■ **INSTRUCTIONS TO FOLLOW**:
Print the line that contains "Output the text content of this document." and every line after it through the last line of the records below, exactly as written and nothing else.

■ **PROVIDED INFORMATION**:
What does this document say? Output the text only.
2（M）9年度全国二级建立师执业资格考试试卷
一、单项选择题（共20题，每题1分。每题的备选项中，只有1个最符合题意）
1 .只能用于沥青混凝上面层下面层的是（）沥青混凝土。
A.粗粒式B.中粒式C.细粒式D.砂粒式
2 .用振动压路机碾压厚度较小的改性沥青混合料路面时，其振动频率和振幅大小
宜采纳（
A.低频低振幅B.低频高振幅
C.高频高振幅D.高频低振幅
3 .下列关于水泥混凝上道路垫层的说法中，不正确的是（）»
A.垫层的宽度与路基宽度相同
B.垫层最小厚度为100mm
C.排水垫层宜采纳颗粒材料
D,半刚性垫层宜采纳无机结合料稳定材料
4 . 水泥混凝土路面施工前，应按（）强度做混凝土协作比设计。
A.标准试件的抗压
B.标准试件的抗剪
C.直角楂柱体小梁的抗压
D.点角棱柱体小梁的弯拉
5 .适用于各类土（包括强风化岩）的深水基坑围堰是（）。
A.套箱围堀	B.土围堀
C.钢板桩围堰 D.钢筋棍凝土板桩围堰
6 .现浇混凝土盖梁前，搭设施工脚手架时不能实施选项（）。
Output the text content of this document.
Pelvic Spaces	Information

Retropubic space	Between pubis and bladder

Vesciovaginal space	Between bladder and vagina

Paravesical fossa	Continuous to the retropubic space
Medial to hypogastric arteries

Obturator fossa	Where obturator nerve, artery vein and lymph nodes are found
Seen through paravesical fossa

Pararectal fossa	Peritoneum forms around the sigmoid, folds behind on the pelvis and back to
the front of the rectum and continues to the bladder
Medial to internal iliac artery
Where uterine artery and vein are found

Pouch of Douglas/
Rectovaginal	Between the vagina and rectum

■ **OUTPUT OF THE EXERCISE**:
Output the text content of this document.
Pelvic Spaces	Information

Retropubic space	Between pubis and bladder

Vesciovaginal space	Between bladder and vagina

Paravesical fossa	Continuous to the retropubic space
Medial to hypogastric arteries

Obturator fossa	Where obturator nerve, artery vein and lymph nodes are found
Seen through paravesical fossa

Pararectal fossa	Peritoneum forms around the sigmoid, folds behind on the pelvis and back to
the front of the rectum and continues to the bladder
Medial to internal iliac artery
Where uterine artery and vein are found

Pouch of Douglas/
Rectovaginal	Between the vagina and rectum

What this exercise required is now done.